▸ **Brief**
Every line of the data should be retyped with no difference from the original.

Material shown: Begin

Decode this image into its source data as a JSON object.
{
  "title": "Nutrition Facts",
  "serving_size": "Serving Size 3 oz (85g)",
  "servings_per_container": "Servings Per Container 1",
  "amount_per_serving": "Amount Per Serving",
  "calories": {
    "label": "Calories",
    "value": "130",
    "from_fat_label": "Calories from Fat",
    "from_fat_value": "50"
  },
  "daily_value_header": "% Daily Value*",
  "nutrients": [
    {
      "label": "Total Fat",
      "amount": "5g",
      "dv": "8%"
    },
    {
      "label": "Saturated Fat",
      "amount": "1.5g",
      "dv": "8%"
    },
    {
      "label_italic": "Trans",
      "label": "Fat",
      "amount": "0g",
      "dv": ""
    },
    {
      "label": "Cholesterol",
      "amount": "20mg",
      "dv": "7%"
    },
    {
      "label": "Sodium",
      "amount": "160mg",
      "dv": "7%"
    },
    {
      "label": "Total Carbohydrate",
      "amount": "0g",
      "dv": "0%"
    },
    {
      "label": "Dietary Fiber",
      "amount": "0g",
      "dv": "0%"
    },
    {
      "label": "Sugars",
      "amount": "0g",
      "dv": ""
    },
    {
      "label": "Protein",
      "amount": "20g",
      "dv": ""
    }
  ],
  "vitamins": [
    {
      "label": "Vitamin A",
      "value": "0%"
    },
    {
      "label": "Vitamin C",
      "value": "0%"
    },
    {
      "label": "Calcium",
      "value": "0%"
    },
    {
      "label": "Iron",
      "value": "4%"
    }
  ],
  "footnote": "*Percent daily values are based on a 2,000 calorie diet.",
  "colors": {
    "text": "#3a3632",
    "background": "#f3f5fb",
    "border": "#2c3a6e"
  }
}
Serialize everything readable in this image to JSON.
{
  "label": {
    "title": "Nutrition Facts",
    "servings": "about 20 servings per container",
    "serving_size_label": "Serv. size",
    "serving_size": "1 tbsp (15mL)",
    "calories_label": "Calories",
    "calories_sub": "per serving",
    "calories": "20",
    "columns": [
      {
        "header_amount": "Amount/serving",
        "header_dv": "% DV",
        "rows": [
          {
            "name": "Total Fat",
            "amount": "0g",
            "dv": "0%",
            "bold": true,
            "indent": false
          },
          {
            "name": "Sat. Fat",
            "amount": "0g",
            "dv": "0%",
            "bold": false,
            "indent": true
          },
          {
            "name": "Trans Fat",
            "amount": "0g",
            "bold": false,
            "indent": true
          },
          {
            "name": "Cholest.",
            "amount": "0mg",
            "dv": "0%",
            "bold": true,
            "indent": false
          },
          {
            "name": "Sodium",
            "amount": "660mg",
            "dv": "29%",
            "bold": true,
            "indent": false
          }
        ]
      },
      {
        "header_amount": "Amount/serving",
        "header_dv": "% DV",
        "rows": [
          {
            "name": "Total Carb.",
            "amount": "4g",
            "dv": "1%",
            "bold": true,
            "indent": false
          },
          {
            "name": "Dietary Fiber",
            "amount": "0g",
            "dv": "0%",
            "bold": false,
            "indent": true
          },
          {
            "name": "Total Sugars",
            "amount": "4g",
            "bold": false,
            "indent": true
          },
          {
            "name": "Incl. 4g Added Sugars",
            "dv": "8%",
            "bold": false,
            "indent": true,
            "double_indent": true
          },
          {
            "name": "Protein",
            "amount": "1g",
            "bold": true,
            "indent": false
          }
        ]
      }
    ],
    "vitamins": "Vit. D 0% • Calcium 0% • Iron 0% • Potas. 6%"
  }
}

Material shown: End

▸ **Task output**
Decode this image into its source data as a JSON object.
{
  "title": "Nutrition Facts",
  "serving_size": "Serving Size 3 oz (85g)",
  "servings_per_container": "Servings Per Container 1",
  "amount_per_serving": "Amount Per Serving",
  "calories": {
    "label": "Calories",
    "value": "130",
    "from_fat_label": "Calories from Fat",
    "from_fat_value": "50"
  },
  "daily_value_header": "% Daily Value*",
  "nutrients": [
    {
      "label": "Total Fat",
      "amount": "5g",
      "dv": "8%"
    },
    {
      "label": "Saturated Fat",
      "amount": "1.5g",
      "dv": "8%"
    },
    {
      "label_italic": "Trans",
      "label": "Fat",
      "amount": "0g",
      "dv": ""
    },
    {
      "label": "Cholesterol",
      "amount": "20mg",
      "dv": "7%"
    },
    {
      "label": "Sodium",
      "amount": "160mg",
      "dv": "7%"
    },
    {
      "label": "Total Carbohydrate",
      "amount": "0g",
      "dv": "0%"
    },
    {
      "label": "Dietary Fiber",
      "amount": "0g",
      "dv": "0%"
    },
    {
      "label": "Sugars",
      "amount": "0g",
      "dv": ""
    },
    {
      "label": "Protein",
      "amount": "20g",
      "dv": ""
    }
  ],
  "vitamins": [
    {
      "label": "Vitamin A",
      "value": "0%"
    },
    {
      "label": "Vitamin C",
      "value": "0%"
    },
    {
      "label": "Calcium",
      "value": "0%"
    },
    {
      "label": "Iron",
      "value": "4%"
    }
  ],
  "footnote": "*Percent daily values are based on a 2,000 calorie diet.",
  "colors": {
    "text": "#3a3632",
    "background": "#f3f5fb",
    "border": "#2c3a6e"
  }
}
Serialize everything readable in this image to JSON.
{
  "label": {
    "title": "Nutrition Facts",
    "servings": "about 20 servings per container",
    "serving_size_label": "Serv. size",
    "serving_size": "1 tbsp (15mL)",
    "calories_label": "Calories",
    "calories_sub": "per serving",
    "calories": "20",
    "columns": [
      {
        "header_amount": "Amount/serving",
        "header_dv": "% DV",
        "rows": [
          {
            "name": "Total Fat",
            "amount": "0g",
            "dv": "0%",
            "bold": true,
            "indent": false
          },
          {
            "name": "Sat. Fat",
            "amount": "0g",
            "dv": "0%",
            "bold": false,
            "indent": true
          },
          {
            "name": "Trans Fat",
            "amount": "0g",
            "bold": false,
            "indent": true
          },
          {
            "name": "Cholest.",
            "amount": "0mg",
            "dv": "0%",
            "bold": true,
            "indent": false
          },
          {
            "name": "Sodium",
            "amount": "660mg",
            "dv": "29%",
            "bold": true,
            "indent": false
          }
        ]
      },
      {
        "header_amount": "Amount/serving",
        "header_dv": "% DV",
        "rows": [
          {
            "name": "Total Carb.",
            "amount": "4g",
            "dv": "1%",
            "bold": true,
            "indent": false
          },
          {
            "name": "Dietary Fiber",
            "amount": "0g",
            "dv": "0%",
            "bold": false,
            "indent": true
          },
          {
            "name": "Total Sugars",
            "amount": "4g",
            "bold": false,
            "indent": true
          },
          {
            "name": "Incl. 4g Added Sugars",
            "dv": "8%",
            "bold": false,
            "indent": true,
            "double_indent": true
          },
          {
            "name": "Protein",
            "amount": "1g",
            "bold": true,
            "indent": false
          }
        ]
      }
    ],
    "vitamins": "Vit. D 0% • Calcium 0% • Iron 0% • Potas. 6%"
  }
}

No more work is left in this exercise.